> **Lesetext**:
Politik macht Weg für Bürgerentscheid frei
Stadtvertretung für Fusionsentscheidung am 25. Mai
Westerland
Erwartungsgemäß hat die Stadtvertretung am Dienstag einstimmig dem im Januar eingereichten Bürgerbegehren zur Fusion mit Sylt-Ost nicht zugestimmt und damit den Weg für einen Bürgerentscheid am 25. Mai freigemacht. Wie die CDU sprachen sich auch alle anderen Fraktionen dafür aus, die Entscheidung über eine Fusion der beiden Kommunen den Bürgern selbst zu überlassen. „Und der Tag der Kommunalwahl ist dafür am aussagekräftigsten“, betonte Wolfgang Jensen (CDU).
Die Bedenken der Politik brachten SPD und Unabhängige vor, die auf die finanziellen Auswirkungen einer Fusion für Westerland verwiesen. „Wir möchten, dass der Bürger selbst entscheidet, ob er Kürzungen bei den freiwilligen Leistungen und Steuererhöhung hinnehmen will“, erklärte Dagmar Prott (Die Unabhängigen). Aus dem gleichen Grund plädierte Kurt Windolf (SPD) für einen Bürgerentscheid, bekannte aber auch, dass seine Partei „ausdrücklich für die Fusion“ sei, um Fehlentwicklungen beispielsweise auf dem Flugplatz zu vermeiden.

> **Aufgabenstellung**:
1. Wie hat die Stadtvertretung laut dem Artikel zum Bürgerentscheid in Westerland über das Bürgerbegehren zur Fusion mit Sylt-Ost abgestimmt?
2. Gib bitte aus dem Artikel zum Bürgerentscheid in Westerland den Abschnitt wortgetreu wieder, der mit den Worten beginnt, die „Die Bedenken der“ enthalten, und mit „Flugplatz zu vermeiden.“ schließt.

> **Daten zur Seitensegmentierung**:
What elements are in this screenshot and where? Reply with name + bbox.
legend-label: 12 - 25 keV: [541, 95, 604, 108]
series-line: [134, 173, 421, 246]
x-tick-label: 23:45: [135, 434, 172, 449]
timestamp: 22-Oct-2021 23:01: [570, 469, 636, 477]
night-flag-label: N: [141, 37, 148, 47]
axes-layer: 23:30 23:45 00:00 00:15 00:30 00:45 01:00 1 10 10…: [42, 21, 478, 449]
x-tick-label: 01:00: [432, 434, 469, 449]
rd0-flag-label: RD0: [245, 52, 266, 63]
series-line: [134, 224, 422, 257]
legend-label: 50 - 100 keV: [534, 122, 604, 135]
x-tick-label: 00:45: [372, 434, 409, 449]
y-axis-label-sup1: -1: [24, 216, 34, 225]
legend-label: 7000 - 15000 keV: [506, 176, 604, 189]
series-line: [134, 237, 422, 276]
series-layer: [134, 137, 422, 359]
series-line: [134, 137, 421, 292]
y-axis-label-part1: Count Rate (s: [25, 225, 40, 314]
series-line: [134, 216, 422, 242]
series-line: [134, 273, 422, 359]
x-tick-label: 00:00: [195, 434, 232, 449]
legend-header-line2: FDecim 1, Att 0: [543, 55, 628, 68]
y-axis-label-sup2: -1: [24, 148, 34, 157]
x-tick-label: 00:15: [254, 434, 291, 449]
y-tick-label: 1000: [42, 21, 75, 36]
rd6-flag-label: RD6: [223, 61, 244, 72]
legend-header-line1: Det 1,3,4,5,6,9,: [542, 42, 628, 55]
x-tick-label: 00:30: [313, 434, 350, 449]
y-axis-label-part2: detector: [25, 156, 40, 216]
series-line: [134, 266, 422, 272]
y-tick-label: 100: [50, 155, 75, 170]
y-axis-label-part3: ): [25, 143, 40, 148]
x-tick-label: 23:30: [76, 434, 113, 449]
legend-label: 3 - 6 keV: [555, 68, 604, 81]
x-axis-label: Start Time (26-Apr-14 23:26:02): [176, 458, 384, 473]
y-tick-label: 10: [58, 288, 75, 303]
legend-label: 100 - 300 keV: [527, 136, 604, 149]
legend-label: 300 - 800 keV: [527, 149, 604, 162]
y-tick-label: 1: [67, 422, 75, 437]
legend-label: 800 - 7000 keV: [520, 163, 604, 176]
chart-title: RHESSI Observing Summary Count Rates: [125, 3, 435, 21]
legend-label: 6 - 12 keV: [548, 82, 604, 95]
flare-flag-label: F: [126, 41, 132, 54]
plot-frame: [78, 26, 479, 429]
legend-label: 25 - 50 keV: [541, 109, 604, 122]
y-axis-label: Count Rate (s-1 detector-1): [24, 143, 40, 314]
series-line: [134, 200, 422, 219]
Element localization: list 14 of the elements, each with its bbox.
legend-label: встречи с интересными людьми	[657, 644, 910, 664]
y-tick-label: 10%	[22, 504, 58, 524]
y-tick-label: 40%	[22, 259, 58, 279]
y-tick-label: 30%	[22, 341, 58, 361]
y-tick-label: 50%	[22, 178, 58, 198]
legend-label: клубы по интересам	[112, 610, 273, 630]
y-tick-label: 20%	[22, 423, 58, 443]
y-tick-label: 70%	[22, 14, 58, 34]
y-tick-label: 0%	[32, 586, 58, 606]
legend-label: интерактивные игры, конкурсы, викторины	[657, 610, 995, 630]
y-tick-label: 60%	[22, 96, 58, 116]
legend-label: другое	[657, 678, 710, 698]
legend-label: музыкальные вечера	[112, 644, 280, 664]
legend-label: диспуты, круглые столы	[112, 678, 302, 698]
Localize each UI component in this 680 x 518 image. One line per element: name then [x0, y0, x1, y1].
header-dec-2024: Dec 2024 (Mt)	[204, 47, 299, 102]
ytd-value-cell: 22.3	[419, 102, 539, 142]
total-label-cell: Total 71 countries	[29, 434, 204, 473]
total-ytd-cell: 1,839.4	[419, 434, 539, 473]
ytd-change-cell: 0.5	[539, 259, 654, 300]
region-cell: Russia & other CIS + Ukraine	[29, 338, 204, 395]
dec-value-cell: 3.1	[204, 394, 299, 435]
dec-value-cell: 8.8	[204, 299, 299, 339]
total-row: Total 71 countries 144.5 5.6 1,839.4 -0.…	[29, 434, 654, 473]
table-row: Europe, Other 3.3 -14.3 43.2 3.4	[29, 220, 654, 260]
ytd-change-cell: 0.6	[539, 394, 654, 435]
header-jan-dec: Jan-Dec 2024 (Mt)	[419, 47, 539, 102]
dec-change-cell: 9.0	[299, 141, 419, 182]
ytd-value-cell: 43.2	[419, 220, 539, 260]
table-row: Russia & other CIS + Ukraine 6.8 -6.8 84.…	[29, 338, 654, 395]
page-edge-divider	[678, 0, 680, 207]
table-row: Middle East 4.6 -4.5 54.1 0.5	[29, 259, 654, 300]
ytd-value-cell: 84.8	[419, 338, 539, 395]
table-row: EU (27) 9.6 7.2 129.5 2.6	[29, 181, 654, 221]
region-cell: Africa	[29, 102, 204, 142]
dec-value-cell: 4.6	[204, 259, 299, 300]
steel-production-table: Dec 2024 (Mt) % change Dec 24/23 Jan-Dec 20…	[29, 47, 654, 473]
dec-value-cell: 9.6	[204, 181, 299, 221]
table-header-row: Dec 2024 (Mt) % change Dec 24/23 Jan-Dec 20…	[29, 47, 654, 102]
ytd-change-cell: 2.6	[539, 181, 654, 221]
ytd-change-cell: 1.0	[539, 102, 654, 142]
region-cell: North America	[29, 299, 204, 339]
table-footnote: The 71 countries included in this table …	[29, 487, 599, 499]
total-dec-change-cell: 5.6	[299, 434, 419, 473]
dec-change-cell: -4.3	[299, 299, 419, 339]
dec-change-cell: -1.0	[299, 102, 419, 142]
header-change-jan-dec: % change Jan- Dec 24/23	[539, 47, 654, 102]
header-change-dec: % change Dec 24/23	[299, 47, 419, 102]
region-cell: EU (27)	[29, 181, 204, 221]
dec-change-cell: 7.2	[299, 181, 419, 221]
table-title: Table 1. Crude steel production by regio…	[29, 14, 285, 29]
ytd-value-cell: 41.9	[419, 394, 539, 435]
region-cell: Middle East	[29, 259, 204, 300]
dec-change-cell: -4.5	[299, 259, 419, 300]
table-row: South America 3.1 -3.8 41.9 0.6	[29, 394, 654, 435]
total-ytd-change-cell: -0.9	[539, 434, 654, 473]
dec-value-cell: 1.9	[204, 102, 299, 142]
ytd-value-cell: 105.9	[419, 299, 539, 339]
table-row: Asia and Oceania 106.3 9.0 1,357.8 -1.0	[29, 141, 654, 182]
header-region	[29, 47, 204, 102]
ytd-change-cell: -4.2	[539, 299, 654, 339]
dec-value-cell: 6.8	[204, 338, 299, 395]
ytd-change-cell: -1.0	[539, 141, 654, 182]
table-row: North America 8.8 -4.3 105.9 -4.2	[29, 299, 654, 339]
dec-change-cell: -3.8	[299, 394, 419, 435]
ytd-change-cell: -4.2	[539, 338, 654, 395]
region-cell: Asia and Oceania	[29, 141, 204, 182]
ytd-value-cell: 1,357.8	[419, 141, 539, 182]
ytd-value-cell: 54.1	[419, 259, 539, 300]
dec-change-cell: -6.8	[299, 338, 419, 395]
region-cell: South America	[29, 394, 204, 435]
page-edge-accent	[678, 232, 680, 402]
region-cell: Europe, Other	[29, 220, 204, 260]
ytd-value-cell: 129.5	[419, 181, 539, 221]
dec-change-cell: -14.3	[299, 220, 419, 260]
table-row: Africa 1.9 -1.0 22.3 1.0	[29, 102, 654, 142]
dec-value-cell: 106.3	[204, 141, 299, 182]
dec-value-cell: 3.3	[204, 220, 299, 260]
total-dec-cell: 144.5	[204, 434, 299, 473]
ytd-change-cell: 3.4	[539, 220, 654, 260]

> **Lösungen**:
1. Sie hat dem Bürgerbegehren einstimmig nicht zugestimmt.

2.
Die Bedenken der Politik brachten SPD und Unabhängige vor, die auf die finanziellen Auswirkungen einer Fusion für Westerland verwiesen. „Wir möchten, dass der Bürger selbst entscheidet, ob er Kürzungen bei den freiwilligen Leistungen und Steuererhöhung hinnehmen will“, erklärte Dagmar Prott (Die Unabhängigen). Aus dem gleichen Grund plädierte Kurt Windolf (SPD) für einen Bürgerentscheid, bekannte aber auch, dass seine Partei „ausdrücklich für die Fusion“ sei, um Fehlentwicklungen beispielsweise auf dem Flugplatz zu vermeiden.